* [AIM] Copy the material that follows word for word and omit its pictures.

──────── DATA PROVIDED

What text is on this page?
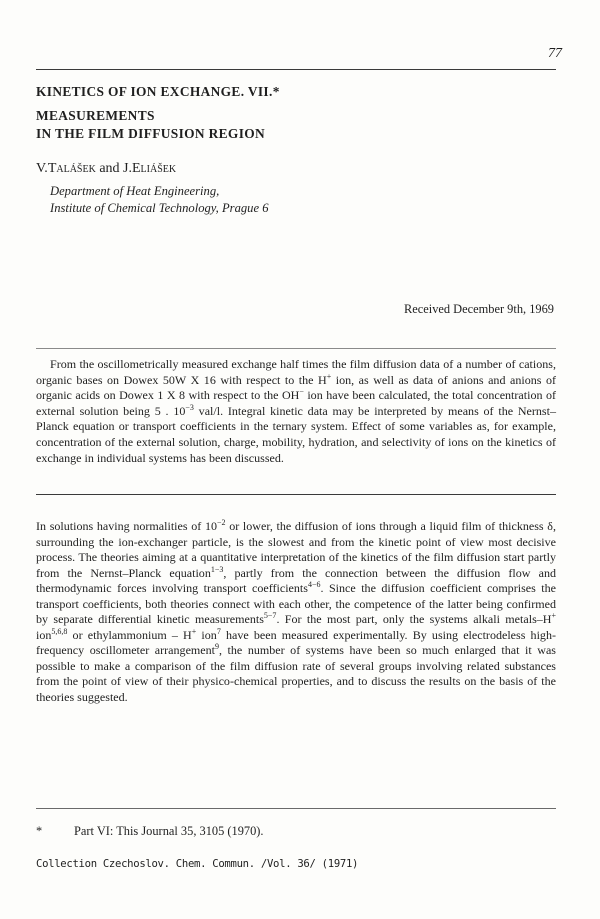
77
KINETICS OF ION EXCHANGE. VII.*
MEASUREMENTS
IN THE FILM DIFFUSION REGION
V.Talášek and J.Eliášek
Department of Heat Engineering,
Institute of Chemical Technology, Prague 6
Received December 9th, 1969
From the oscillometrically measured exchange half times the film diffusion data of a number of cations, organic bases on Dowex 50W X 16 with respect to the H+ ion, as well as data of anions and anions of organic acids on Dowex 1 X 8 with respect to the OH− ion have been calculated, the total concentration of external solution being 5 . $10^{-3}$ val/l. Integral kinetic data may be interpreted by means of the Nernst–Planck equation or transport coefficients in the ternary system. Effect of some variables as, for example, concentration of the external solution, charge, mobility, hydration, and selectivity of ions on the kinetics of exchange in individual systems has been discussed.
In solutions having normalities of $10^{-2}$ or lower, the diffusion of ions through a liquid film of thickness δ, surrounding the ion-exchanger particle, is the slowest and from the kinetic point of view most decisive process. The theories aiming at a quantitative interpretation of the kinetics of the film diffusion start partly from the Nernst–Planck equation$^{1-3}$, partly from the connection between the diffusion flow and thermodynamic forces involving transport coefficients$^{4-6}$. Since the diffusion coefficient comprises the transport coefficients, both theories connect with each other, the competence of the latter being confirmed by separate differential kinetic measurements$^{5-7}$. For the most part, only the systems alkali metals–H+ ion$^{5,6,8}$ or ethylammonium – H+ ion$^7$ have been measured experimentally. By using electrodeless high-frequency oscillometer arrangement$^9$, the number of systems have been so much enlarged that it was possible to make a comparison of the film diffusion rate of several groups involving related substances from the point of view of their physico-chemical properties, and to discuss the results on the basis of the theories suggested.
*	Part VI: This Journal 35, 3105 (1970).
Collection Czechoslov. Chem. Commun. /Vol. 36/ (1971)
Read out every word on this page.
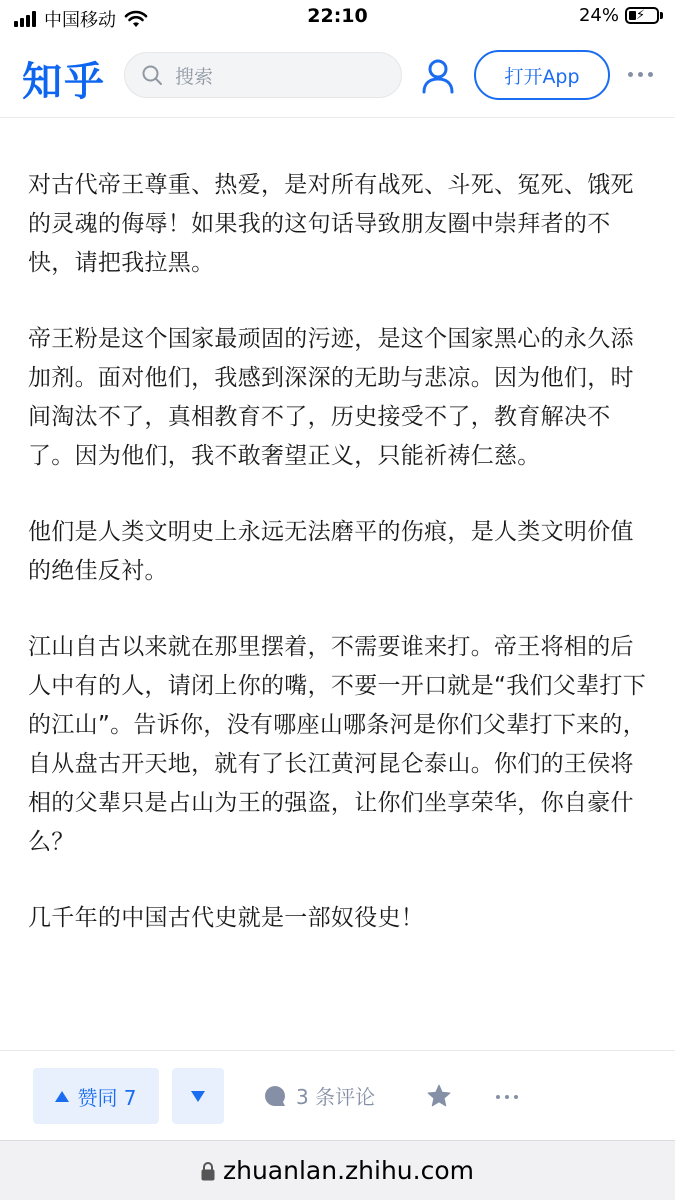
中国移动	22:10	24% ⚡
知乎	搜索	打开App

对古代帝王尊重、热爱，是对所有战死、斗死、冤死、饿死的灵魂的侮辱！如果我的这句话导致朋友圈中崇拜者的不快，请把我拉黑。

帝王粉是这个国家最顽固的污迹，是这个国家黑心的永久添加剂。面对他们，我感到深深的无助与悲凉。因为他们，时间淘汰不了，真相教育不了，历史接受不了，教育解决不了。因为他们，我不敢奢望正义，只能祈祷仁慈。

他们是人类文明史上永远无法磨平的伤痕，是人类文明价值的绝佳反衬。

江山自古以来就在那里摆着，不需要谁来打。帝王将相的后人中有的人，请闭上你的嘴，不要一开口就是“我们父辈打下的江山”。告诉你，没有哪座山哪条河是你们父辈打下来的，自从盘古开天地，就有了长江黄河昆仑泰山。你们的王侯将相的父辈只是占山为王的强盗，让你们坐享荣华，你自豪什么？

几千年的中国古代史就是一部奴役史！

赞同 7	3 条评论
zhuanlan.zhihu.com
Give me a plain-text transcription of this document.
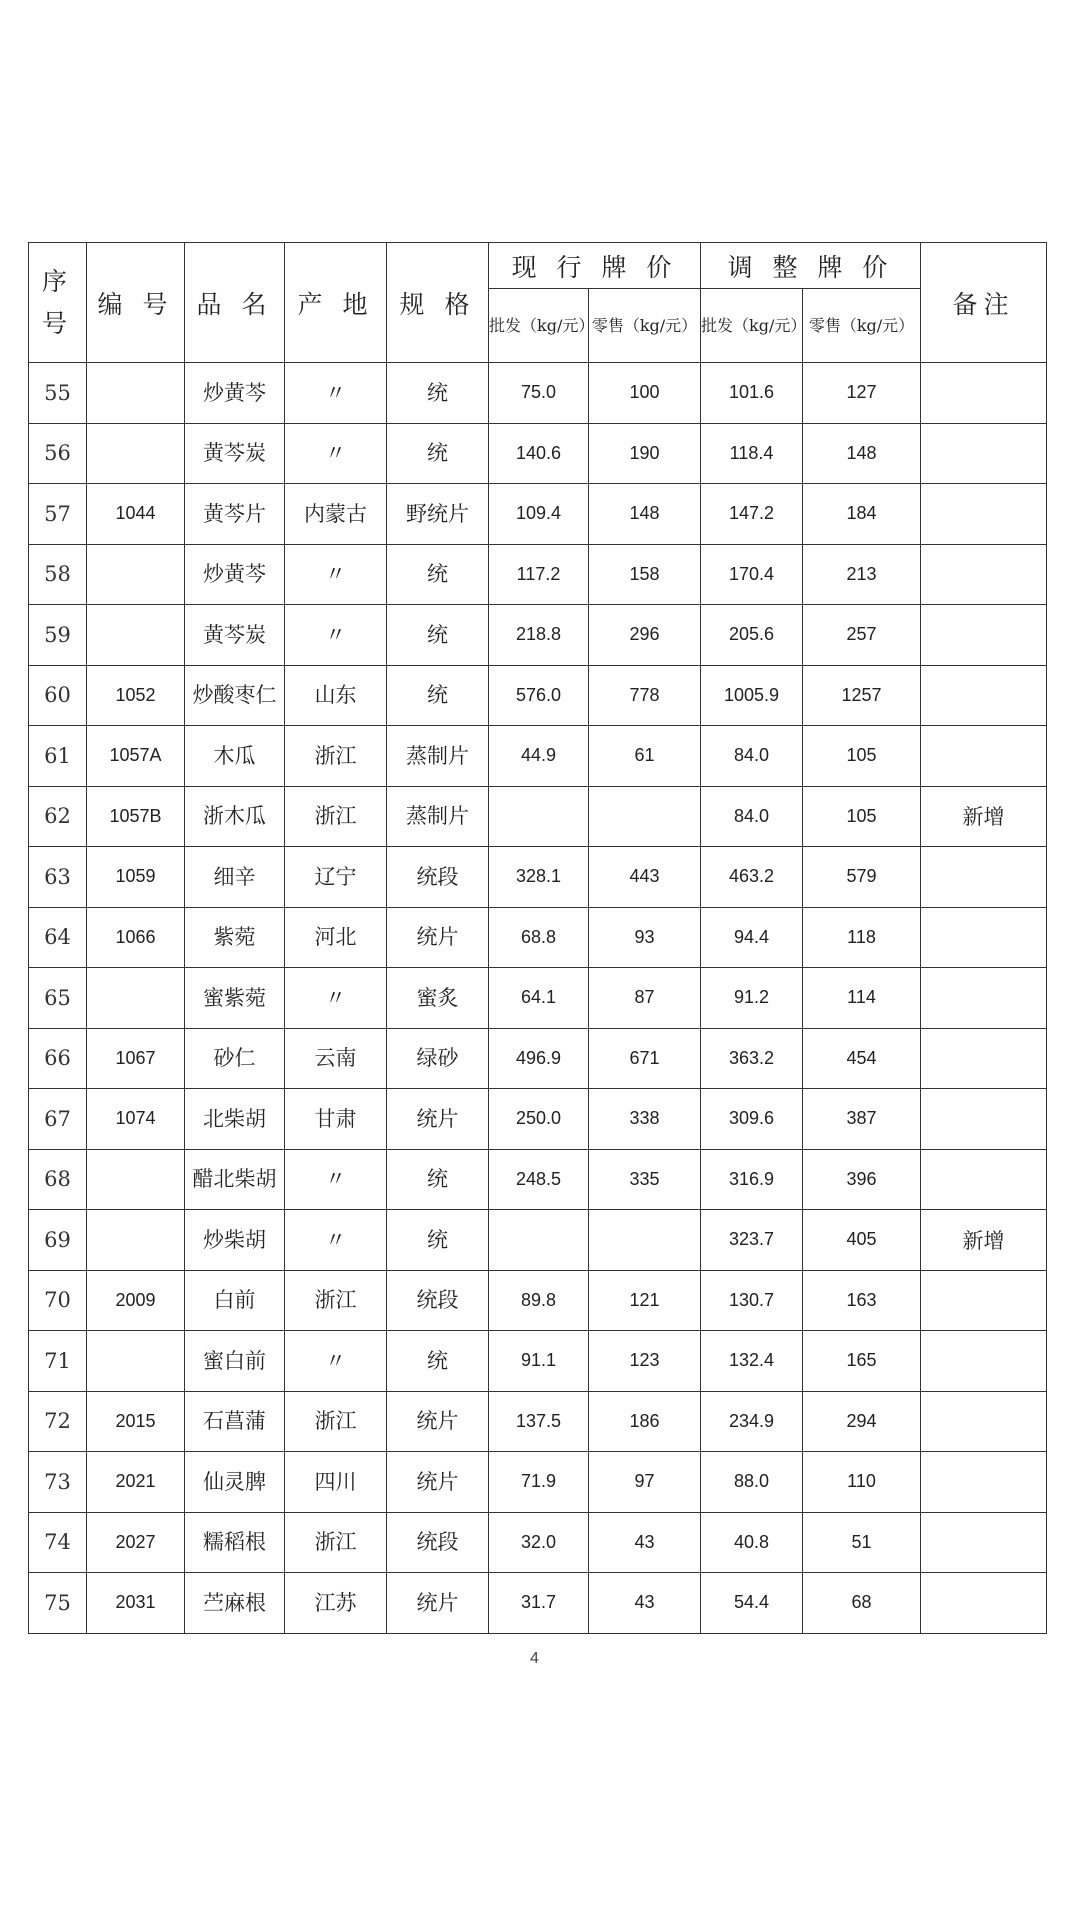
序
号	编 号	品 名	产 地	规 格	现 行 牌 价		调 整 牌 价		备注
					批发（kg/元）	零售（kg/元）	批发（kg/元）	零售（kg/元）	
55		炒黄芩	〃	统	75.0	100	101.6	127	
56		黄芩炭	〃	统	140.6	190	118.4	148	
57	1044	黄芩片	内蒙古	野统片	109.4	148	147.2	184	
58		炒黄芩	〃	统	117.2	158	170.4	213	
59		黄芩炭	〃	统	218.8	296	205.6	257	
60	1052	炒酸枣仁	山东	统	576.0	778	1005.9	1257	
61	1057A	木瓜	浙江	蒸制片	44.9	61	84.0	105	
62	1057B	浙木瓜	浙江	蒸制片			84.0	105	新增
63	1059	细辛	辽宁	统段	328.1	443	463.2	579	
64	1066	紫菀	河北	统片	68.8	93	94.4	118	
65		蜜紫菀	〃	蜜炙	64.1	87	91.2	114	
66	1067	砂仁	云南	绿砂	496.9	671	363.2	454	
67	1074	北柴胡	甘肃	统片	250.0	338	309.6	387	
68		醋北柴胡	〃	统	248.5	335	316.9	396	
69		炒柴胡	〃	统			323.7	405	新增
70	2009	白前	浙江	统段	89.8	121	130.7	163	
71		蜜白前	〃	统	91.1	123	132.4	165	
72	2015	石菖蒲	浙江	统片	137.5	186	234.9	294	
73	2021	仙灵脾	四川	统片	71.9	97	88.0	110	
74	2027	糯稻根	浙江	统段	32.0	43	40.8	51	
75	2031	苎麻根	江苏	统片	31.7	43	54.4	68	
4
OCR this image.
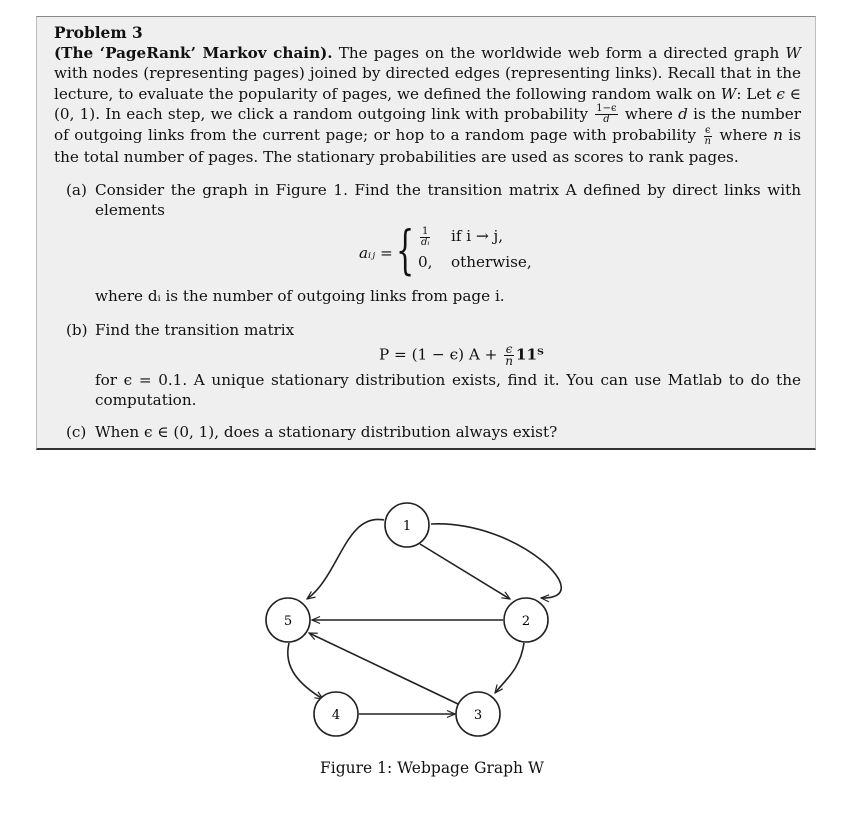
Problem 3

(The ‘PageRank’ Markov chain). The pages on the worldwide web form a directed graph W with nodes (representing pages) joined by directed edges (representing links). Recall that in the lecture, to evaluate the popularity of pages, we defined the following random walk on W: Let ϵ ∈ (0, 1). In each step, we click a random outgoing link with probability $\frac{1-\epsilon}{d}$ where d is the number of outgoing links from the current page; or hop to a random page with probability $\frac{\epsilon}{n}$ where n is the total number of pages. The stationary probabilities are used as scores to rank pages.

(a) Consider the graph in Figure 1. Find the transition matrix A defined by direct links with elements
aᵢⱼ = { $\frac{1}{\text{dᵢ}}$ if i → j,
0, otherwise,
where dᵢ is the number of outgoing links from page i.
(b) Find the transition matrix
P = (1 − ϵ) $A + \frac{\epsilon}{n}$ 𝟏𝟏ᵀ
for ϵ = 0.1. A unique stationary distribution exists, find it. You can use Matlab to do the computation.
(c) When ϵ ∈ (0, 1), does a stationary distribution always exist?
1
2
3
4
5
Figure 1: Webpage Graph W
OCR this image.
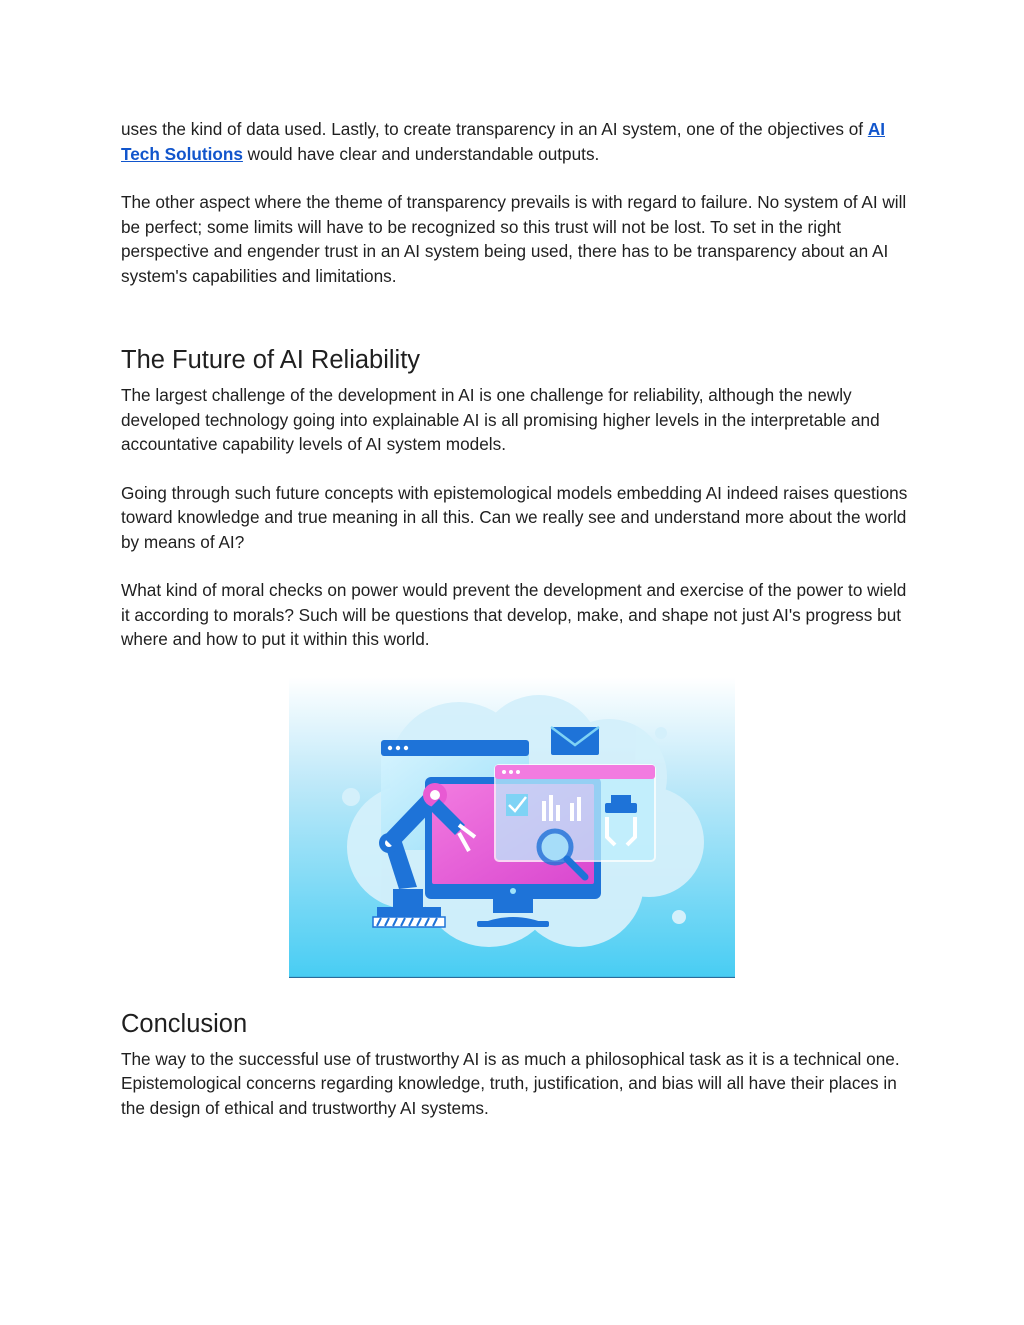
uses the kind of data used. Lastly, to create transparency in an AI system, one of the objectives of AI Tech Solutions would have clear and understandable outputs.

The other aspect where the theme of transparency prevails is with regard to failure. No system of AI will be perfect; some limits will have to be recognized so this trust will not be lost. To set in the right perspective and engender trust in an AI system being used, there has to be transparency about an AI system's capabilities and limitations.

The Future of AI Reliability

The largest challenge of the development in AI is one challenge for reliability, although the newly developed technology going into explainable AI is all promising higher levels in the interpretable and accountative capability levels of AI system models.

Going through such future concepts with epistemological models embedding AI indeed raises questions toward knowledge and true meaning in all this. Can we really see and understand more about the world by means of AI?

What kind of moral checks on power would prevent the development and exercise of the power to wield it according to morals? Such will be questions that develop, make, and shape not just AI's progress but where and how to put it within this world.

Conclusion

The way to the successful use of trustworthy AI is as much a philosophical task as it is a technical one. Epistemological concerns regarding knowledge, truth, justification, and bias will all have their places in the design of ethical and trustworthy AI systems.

────────────────

* [ANSWER FOR THIS EXERCISE]
What text is on this page?
77
KINETICS OF ION EXCHANGE. VII.*
MEASUREMENTS
IN THE FILM DIFFUSION REGION
V.Talášek and J.Eliášek
Department of Heat Engineering,
Institute of Chemical Technology, Prague 6
Received December 9th, 1969
From the oscillometrically measured exchange half times the film diffusion data of a number of cations, organic bases on Dowex 50W X 16 with respect to the H+ ion, as well as data of anions and anions of organic acids on Dowex 1 X 8 with respect to the OH− ion have been calculated, the total concentration of external solution being 5 . $10^{-3}$ val/l. Integral kinetic data may be interpreted by means of the Nernst–Planck equation or transport coefficients in the ternary system. Effect of some variables as, for example, concentration of the external solution, charge, mobility, hydration, and selectivity of ions on the kinetics of exchange in individual systems has been discussed.
In solutions having normalities of $10^{-2}$ or lower, the diffusion of ions through a liquid film of thickness δ, surrounding the ion-exchanger particle, is the slowest and from the kinetic point of view most decisive process. The theories aiming at a quantitative interpretation of the kinetics of the film diffusion start partly from the Nernst–Planck equation$^{1-3}$, partly from the connection between the diffusion flow and thermodynamic forces involving transport coefficients$^{4-6}$. Since the diffusion coefficient comprises the transport coefficients, both theories connect with each other, the competence of the latter being confirmed by separate differential kinetic measurements$^{5-7}$. For the most part, only the systems alkali metals–H+ ion$^{5,6,8}$ or ethylammonium – H+ ion$^7$ have been measured experimentally. By using electrodeless high-frequency oscillometer arrangement$^9$, the number of systems have been so much enlarged that it was possible to make a comparison of the film diffusion rate of several groups involving related substances from the point of view of their physico-chemical properties, and to discuss the results on the basis of the theories suggested.
*	Part VI: This Journal 35, 3105 (1970).
Collection Czechoslov. Chem. Commun. /Vol. 36/ (1971)
Read out every word on this page.
中国移动	22:10	24% ⚡
知乎	搜索	打开App

对古代帝王尊重、热爱，是对所有战死、斗死、冤死、饿死的灵魂的侮辱！如果我的这句话导致朋友圈中崇拜者的不快，请把我拉黑。

帝王粉是这个国家最顽固的污迹，是这个国家黑心的永久添加剂。面对他们，我感到深深的无助与悲凉。因为他们，时间淘汰不了，真相教育不了，历史接受不了，教育解决不了。因为他们，我不敢奢望正义，只能祈祷仁慈。

他们是人类文明史上永远无法磨平的伤痕，是人类文明价值的绝佳反衬。

江山自古以来就在那里摆着，不需要谁来打。帝王将相的后人中有的人，请闭上你的嘴，不要一开口就是“我们父辈打下的江山”。告诉你，没有哪座山哪条河是你们父辈打下来的，自从盘古开天地，就有了长江黄河昆仑泰山。你们的王侯将相的父辈只是占山为王的强盗，让你们坐享荣华，你自豪什么？

几千年的中国古代史就是一部奴役史！

赞同 7	3 条评论
zhuanlan.zhihu.com
Give me a plain-text transcription of this document.
序
号	编 号	品 名	产 地	规 格	现 行 牌 价		调 整 牌 价		备注
					批发（kg/元）	零售（kg/元）	批发（kg/元）	零售（kg/元）	
55		炒黄芩	〃	统	75.0	100	101.6	127	
56		黄芩炭	〃	统	140.6	190	118.4	148	
57	1044	黄芩片	内蒙古	野统片	109.4	148	147.2	184	
58		炒黄芩	〃	统	117.2	158	170.4	213	
59		黄芩炭	〃	统	218.8	296	205.6	257	
60	1052	炒酸枣仁	山东	统	576.0	778	1005.9	1257	
61	1057A	木瓜	浙江	蒸制片	44.9	61	84.0	105	
62	1057B	浙木瓜	浙江	蒸制片			84.0	105	新增
63	1059	细辛	辽宁	统段	328.1	443	463.2	579	
64	1066	紫菀	河北	统片	68.8	93	94.4	118	
65		蜜紫菀	〃	蜜炙	64.1	87	91.2	114	
66	1067	砂仁	云南	绿砂	496.9	671	363.2	454	
67	1074	北柴胡	甘肃	统片	250.0	338	309.6	387	
68		醋北柴胡	〃	统	248.5	335	316.9	396	
69		炒柴胡	〃	统			323.7	405	新增
70	2009	白前	浙江	统段	89.8	121	130.7	163	
71		蜜白前	〃	统	91.1	123	132.4	165	
72	2015	石菖蒲	浙江	统片	137.5	186	234.9	294	
73	2021	仙灵脾	四川	统片	71.9	97	88.0	110	
74	2027	糯稻根	浙江	统段	32.0	43	40.8	51	
75	2031	苎麻根	江苏	统片	31.7	43	54.4	68	
4
OCR this image.
Problem 3

(The ‘PageRank’ Markov chain). The pages on the worldwide web form a directed graph W with nodes (representing pages) joined by directed edges (representing links). Recall that in the lecture, to evaluate the popularity of pages, we defined the following random walk on W: Let ϵ ∈ (0, 1). In each step, we click a random outgoing link with probability $\frac{1-\epsilon}{d}$ where d is the number of outgoing links from the current page; or hop to a random page with probability $\frac{\epsilon}{n}$ where n is the total number of pages. The stationary probabilities are used as scores to rank pages.

(a) Consider the graph in Figure 1. Find the transition matrix A defined by direct links with elements
aᵢⱼ = { $\frac{1}{\text{dᵢ}}$ if i → j,
0, otherwise,
where dᵢ is the number of outgoing links from page i.
(b) Find the transition matrix
P = (1 − ϵ) $A + \frac{\epsilon}{n}$ 𝟏𝟏ᵀ
for ϵ = 0.1. A unique stationary distribution exists, find it. You can use Matlab to do the computation.
(c) When ϵ ∈ (0, 1), does a stationary distribution always exist?
1
2
3
4
5
Figure 1: Webpage Graph W
OCR this image.
uses the kind of data used. Lastly, to create transparency in an AI system, one of the objectives of AI Tech Solutions would have clear and understandable outputs.

The other aspect where the theme of transparency prevails is with regard to failure. No system of AI will be perfect; some limits will have to be recognized so this trust will not be lost. To set in the right perspective and engender trust in an AI system being used, there has to be transparency about an AI system's capabilities and limitations.

The Future of AI Reliability

The largest challenge of the development in AI is one challenge for reliability, although the newly developed technology going into explainable AI is all promising higher levels in the interpretable and accountative capability levels of AI system models.

Going through such future concepts with epistemological models embedding AI indeed raises questions toward knowledge and true meaning in all this. Can we really see and understand more about the world by means of AI?

What kind of moral checks on power would prevent the development and exercise of the power to wield it according to morals? Such will be questions that develop, make, and shape not just AI's progress but where and how to put it within this world.

Conclusion

The way to the successful use of trustworthy AI is as much a philosophical task as it is a technical one. Epistemological concerns regarding knowledge, truth, justification, and bias will all have their places in the design of ethical and trustworthy AI systems.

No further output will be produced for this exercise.